[WRITTEN EXERCISE] Output an exact reproduction of the data.

[DATA SECTION]
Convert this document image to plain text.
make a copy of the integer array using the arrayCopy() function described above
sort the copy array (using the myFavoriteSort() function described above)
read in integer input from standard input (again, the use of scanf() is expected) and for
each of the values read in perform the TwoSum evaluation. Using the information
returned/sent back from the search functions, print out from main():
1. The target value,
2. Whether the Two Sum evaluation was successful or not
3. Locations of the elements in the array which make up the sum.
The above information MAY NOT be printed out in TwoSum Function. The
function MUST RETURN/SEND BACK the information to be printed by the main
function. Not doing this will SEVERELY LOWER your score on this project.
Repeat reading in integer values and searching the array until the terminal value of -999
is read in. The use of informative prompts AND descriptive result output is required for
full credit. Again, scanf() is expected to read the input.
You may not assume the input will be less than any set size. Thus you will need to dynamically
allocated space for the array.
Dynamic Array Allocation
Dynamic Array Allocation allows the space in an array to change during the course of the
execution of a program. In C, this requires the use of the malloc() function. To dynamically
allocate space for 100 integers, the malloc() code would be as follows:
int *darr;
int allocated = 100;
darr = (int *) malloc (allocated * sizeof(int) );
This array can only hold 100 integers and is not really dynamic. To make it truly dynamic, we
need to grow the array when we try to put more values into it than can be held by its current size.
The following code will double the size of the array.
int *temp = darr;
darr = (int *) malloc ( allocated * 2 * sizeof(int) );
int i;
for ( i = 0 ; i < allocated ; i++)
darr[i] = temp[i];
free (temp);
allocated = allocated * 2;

[TASK RESULT]
Convert this document image to plain text.
make a copy of the integer array using the arrayCopy() function described above
sort the copy array (using the myFavoriteSort() function described above)
read in integer input from standard input (again, the use of scanf() is expected) and for
each of the values read in perform the TwoSum evaluation. Using the information
returned/sent back from the search functions, print out from main():
1. The target value,
2. Whether the Two Sum evaluation was successful or not
3. Locations of the elements in the array which make up the sum.
The above information MAY NOT be printed out in TwoSum Function. The
function MUST RETURN/SEND BACK the information to be printed by the main
function. Not doing this will SEVERELY LOWER your score on this project.
Repeat reading in integer values and searching the array until the terminal value of -999
is read in. The use of informative prompts AND descriptive result output is required for
full credit. Again, scanf() is expected to read the input.
You may not assume the input will be less than any set size. Thus you will need to dynamically
allocated space for the array.
Dynamic Array Allocation
Dynamic Array Allocation allows the space in an array to change during the course of the
execution of a program. In C, this requires the use of the malloc() function. To dynamically
allocate space for 100 integers, the malloc() code would be as follows:
int *darr;
int allocated = 100;
darr = (int *) malloc (allocated * sizeof(int) );
This array can only hold 100 integers and is not really dynamic. To make it truly dynamic, we
need to grow the array when we try to put more values into it than can be held by its current size.
The following code will double the size of the array.
int *temp = darr;
darr = (int *) malloc ( allocated * 2 * sizeof(int) );
int i;
for ( i = 0 ; i < allocated ; i++)
darr[i] = temp[i];
free (temp);
allocated = allocated * 2;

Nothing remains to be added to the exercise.